## Exercise instructions
For this exercise, repeat all of the material verbatim apart from its images.

Stored records:
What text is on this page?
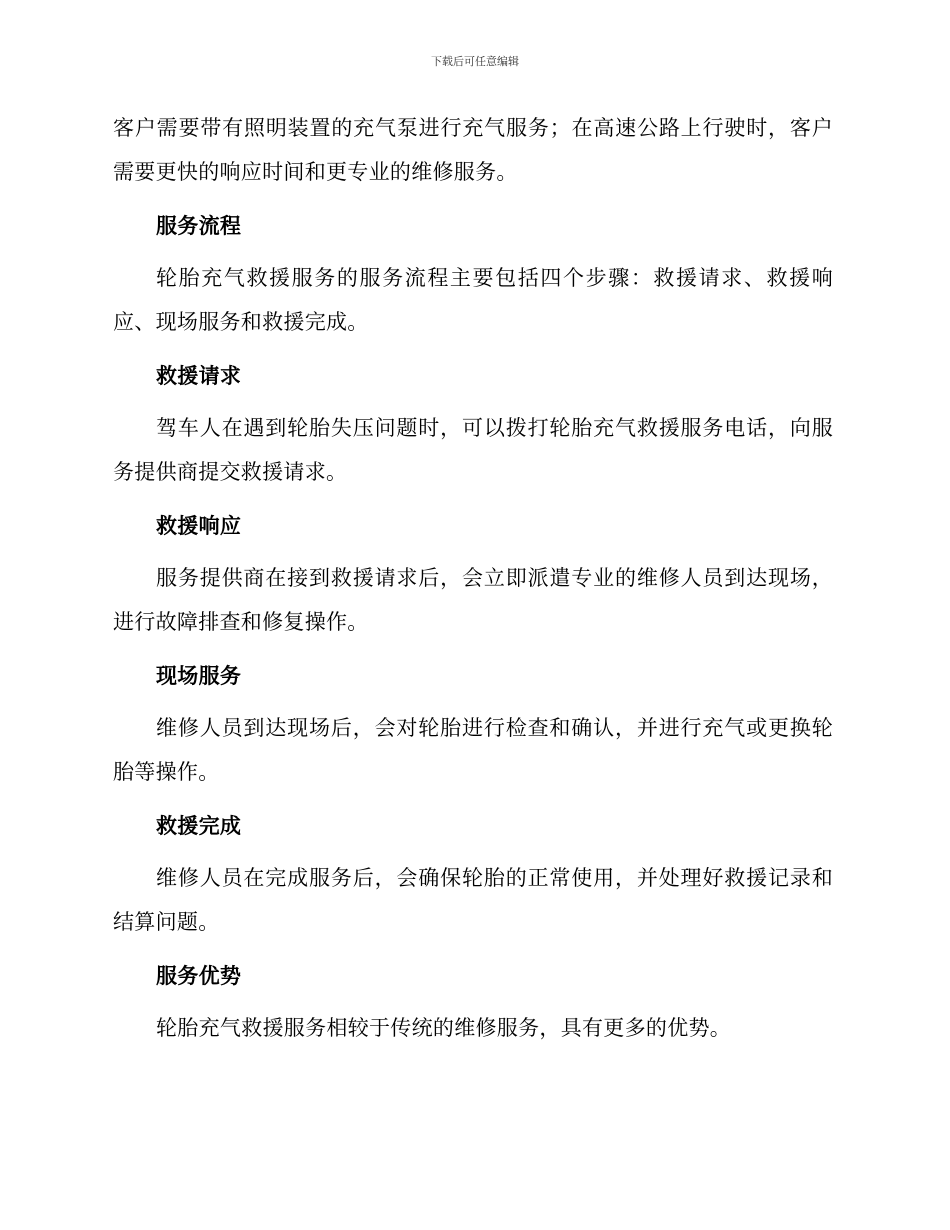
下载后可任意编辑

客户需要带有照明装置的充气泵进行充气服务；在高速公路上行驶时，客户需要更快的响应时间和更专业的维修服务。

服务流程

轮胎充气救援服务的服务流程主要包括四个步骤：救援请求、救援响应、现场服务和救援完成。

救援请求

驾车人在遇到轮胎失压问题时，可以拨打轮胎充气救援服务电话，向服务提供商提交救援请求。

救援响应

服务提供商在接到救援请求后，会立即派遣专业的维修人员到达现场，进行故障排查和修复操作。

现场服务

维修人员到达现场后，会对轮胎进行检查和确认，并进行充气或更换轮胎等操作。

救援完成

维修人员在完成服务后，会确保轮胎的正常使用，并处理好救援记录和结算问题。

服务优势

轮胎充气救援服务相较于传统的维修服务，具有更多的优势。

## Complete answer
What text is on this page?
下载后可任意编辑

客户需要带有照明装置的充气泵进行充气服务；在高速公路上行驶时，客户需要更快的响应时间和更专业的维修服务。

服务流程

轮胎充气救援服务的服务流程主要包括四个步骤：救援请求、救援响应、现场服务和救援完成。

救援请求

驾车人在遇到轮胎失压问题时，可以拨打轮胎充气救援服务电话，向服务提供商提交救援请求。

救援响应

服务提供商在接到救援请求后，会立即派遣专业的维修人员到达现场，进行故障排查和修复操作。

现场服务

维修人员到达现场后，会对轮胎进行检查和确认，并进行充气或更换轮胎等操作。

救援完成

维修人员在完成服务后，会确保轮胎的正常使用，并处理好救援记录和结算问题。

服务优势

轮胎充气救援服务相较于传统的维修服务，具有更多的优势。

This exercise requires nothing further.